**Goal**: Rewrite the lines of the data from the line containing "pen-nib-logo-icon bbox=[249, 1124, 281, 1156]" through the line containing "watermark-brand: 更多内容尽在心语资料库 bbox=[286, 1130, 507, 1153]" as a numbered list, leaving out any blank lines.

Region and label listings

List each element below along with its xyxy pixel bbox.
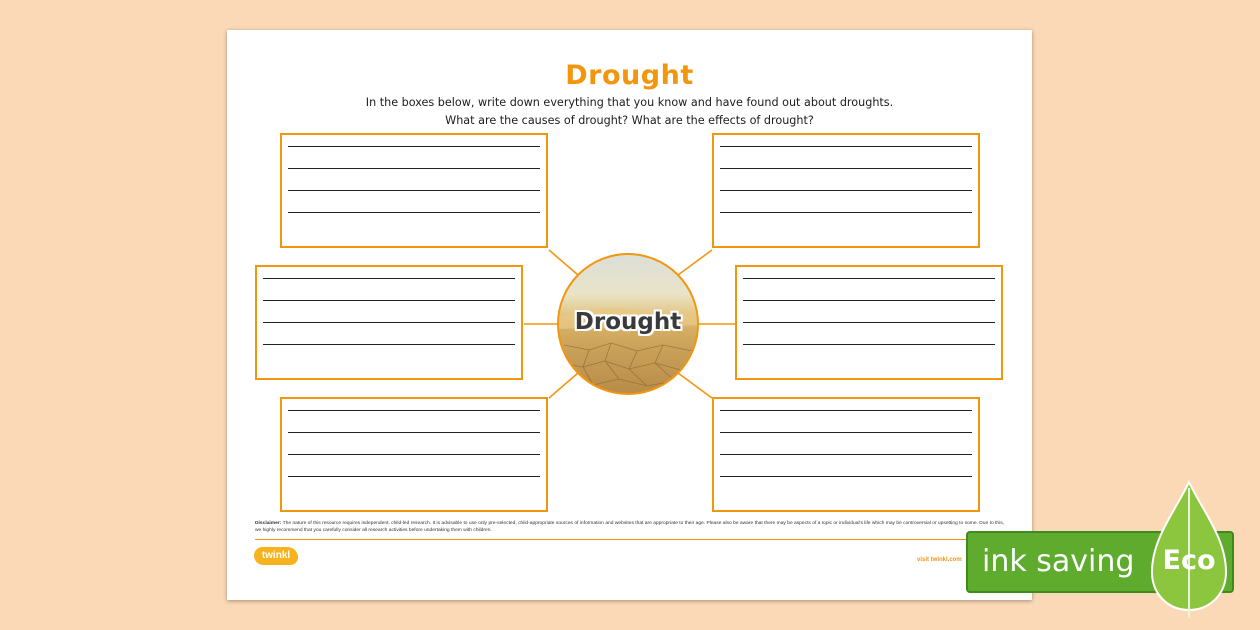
worksheet-page xyxy=(227,30,1032,600)
drought-centre-label: Drought xyxy=(574,309,682,335)
writing-box-top-left[interactable] xyxy=(280,133,548,248)
writing-box-bottom-right[interactable] xyxy=(712,397,980,512)
eco-label: Eco xyxy=(1162,545,1216,576)
footer-divider xyxy=(255,539,1010,540)
ink-saving-label: ink saving xyxy=(982,544,1135,579)
twinkl-logo: twinkl xyxy=(254,547,298,565)
disclaimer-text: The nature of this resource requires independent, child-led research. It is advisable to use only pre-selected, child-appropriate sources of information and websites that are appropriate to their age. Please also be aware that there may be aspects of a topic or individual's life which may be controversial or upsetting to some. Due to this, we highly recommend that you carefully consider all research activities before undertaking them with children. xyxy=(255,521,1004,533)
drought-image-circle xyxy=(557,253,699,395)
disclaimer xyxy=(255,521,1010,534)
visit-link[interactable]: visit twinkl.com xyxy=(917,557,962,563)
disclaimer-label: Disclaimer: xyxy=(255,521,282,526)
writing-box-middle-left[interactable] xyxy=(255,265,523,380)
writing-box-top-right[interactable] xyxy=(712,133,980,248)
writing-box-middle-right[interactable] xyxy=(735,265,1003,380)
instruction-line-2: What are the causes of drought? What are the effects of drought? xyxy=(445,114,814,127)
worksheet-title: Drought xyxy=(565,60,694,91)
writing-box-bottom-left[interactable] xyxy=(280,397,548,512)
instruction-line-1: In the boxes below, write down everything that you know and have found out about droughts. xyxy=(365,96,894,109)
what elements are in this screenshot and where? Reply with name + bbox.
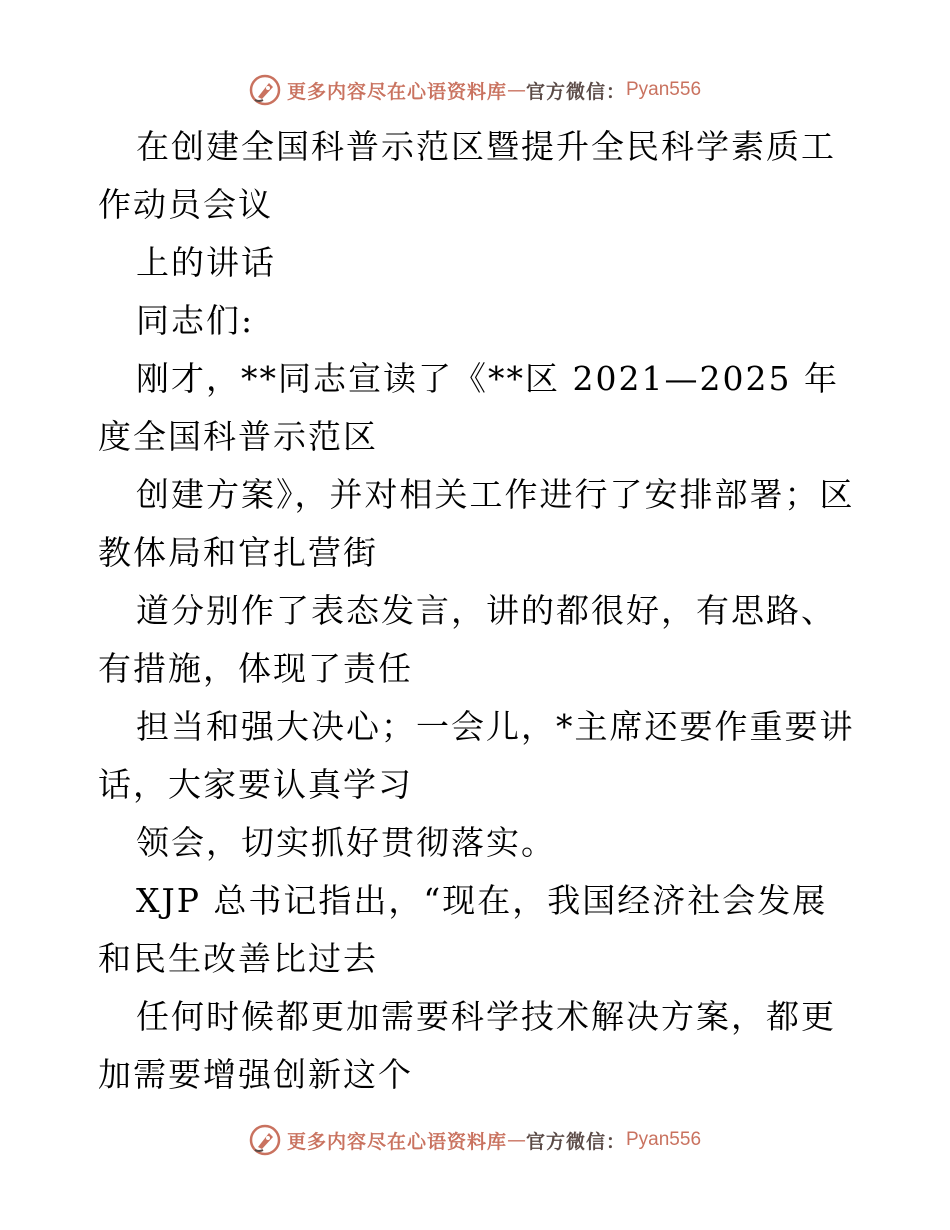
pen-nib-logo-icon bbox=[249, 1124, 281, 1156]
paragraph: 刚才，**同志宣读了《**区 2021—2025 年度全国科普示范区 bbox=[98, 359, 839, 456]
footer-watermark bbox=[0, 1120, 950, 1160]
paragraph: 创建方案》，并对相关工作进行了安排部署；区教体局和官扎营街 bbox=[98, 475, 855, 572]
header-watermark bbox=[0, 70, 950, 110]
pen-nib-logo-icon bbox=[249, 74, 281, 106]
paragraph: 任何时候都更加需要科学技术解决方案，都更加需要增强创新这个 bbox=[98, 997, 836, 1094]
document-body bbox=[98, 118, 858, 1104]
paragraph: XJP 总书记指出，“现在，我国经济社会发展和民生改善比过去 bbox=[98, 881, 828, 978]
paragraph: 道分别作了表态发言，讲的都很好，有思路、有措施，体现了责任 bbox=[98, 591, 836, 688]
watermark-wechat-id: Pyan556 bbox=[626, 1129, 702, 1150]
watermark-dash: — bbox=[506, 1129, 526, 1151]
watermark-brand: 更多内容尽在心语资料库 bbox=[286, 80, 507, 103]
watermark-brand: 更多内容尽在心语资料库 bbox=[286, 1130, 507, 1153]
watermark-official-label: 官方微信： bbox=[525, 1130, 626, 1153]
watermark-wechat-id: Pyan556 bbox=[626, 79, 702, 100]
watermark-dash: — bbox=[506, 79, 526, 101]
paragraph: 担当和强大决心；一会儿，*主席还要作重要讲话，大家要认真学习 bbox=[98, 707, 855, 804]
paragraph-title: 在创建全国科普示范区暨提升全民科学素质工作动员会议 bbox=[98, 127, 836, 224]
paragraph: 领会，切实抓好贯彻落实。 bbox=[136, 823, 556, 862]
paragraph-salutation: 同志们: bbox=[136, 301, 255, 340]
paragraph-title-continued: 上的讲话 bbox=[136, 243, 276, 282]
watermark-official-label: 官方微信： bbox=[525, 80, 626, 103]
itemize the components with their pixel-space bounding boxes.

**Task result**:
1. pen-nib-logo-icon bbox=[249, 1124, 281, 1156]
2. paragraph: 刚才，**同志宣读了《**区 2021—2025 年度全国科普示范区 bbox=[98, 359, 839, 456]
3. footer-watermark bbox=[0, 1120, 950, 1160]
4. paragraph: 创建方案》，并对相关工作进行了安排部署；区教体局和官扎营街 bbox=[98, 475, 855, 572]
5. header-watermark bbox=[0, 70, 950, 110]
6. pen-nib-logo-icon bbox=[249, 74, 281, 106]
7. paragraph: 任何时候都更加需要科学技术解决方案，都更加需要增强创新这个 bbox=[98, 997, 836, 1094]
8. document-body bbox=[98, 118, 858, 1104]
9. paragraph: XJP 总书记指出，“现在，我国经济社会发展和民生改善比过去 bbox=[98, 881, 828, 978]
10. paragraph: 道分别作了表态发言，讲的都很好，有思路、有措施，体现了责任 bbox=[98, 591, 836, 688]
11. watermark-wechat-id: Pyan556 bbox=[626, 1129, 702, 1150]
12. watermark-dash: — bbox=[506, 1129, 526, 1151]
13. watermark-brand: 更多内容尽在心语资料库 bbox=[286, 80, 507, 103]
14. watermark-brand: 更多内容尽在心语资料库 bbox=[286, 1130, 507, 1153]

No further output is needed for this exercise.